§ **RECORD LIST**

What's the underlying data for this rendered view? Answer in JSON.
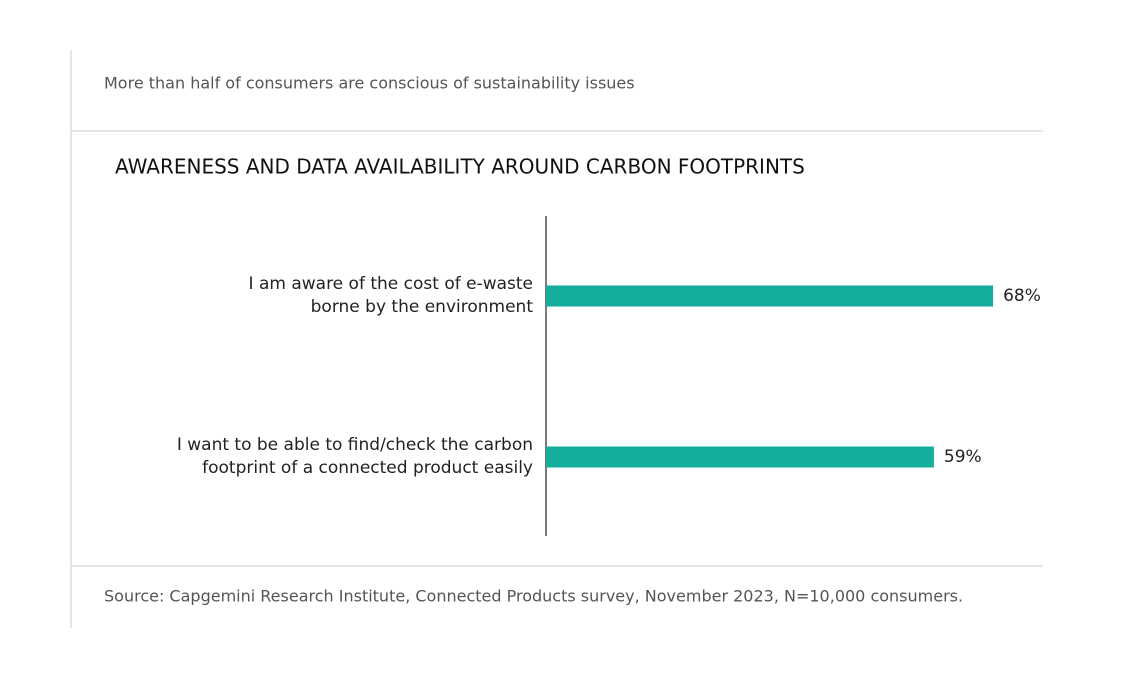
{
  "subtitle": "More than half of consumers are conscious of sustainability issues",
  "chart_data": {
    "type": "barh",
    "title": "AWARENESS AND DATA AVAILABILITY AROUND CARBON FOOTPRINTS",
    "categories": [
      "I am aware of the cost of e-waste borne by the environment",
      "I want to be able to find/check the carbon footprint of a connected product easily"
    ],
    "values": [
      68,
      59
    ],
    "value_labels": [
      "68%",
      "59%"
    ],
    "color": "#14ae9f",
    "xlim": [
      0,
      80
    ]
  },
  "source": "Source: Capgemini Research Institute, Connected Products survey, November 2023, N=10,000 consumers."
}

§ **JOB**
Copy each line in full and exactly, omitting any picture.

§ **PROBLEM SOLUTION**
What's the underlying data for this rendered view? Answer in JSON.
{
  "subtitle": "More than half of consumers are conscious of sustainability issues",
  "chart_data": {
    "type": "barh",
    "title": "AWARENESS AND DATA AVAILABILITY AROUND CARBON FOOTPRINTS",
    "categories": [
      "I am aware of the cost of e-waste borne by the environment",
      "I want to be able to find/check the carbon footprint of a connected product easily"
    ],
    "values": [
      68,
      59
    ],
    "value_labels": [
      "68%",
      "59%"
    ],
    "color": "#14ae9f",
    "xlim": [
      0,
      80
    ]
  },
  "source": "Source: Capgemini Research Institute, Connected Products survey, November 2023, N=10,000 consumers."
}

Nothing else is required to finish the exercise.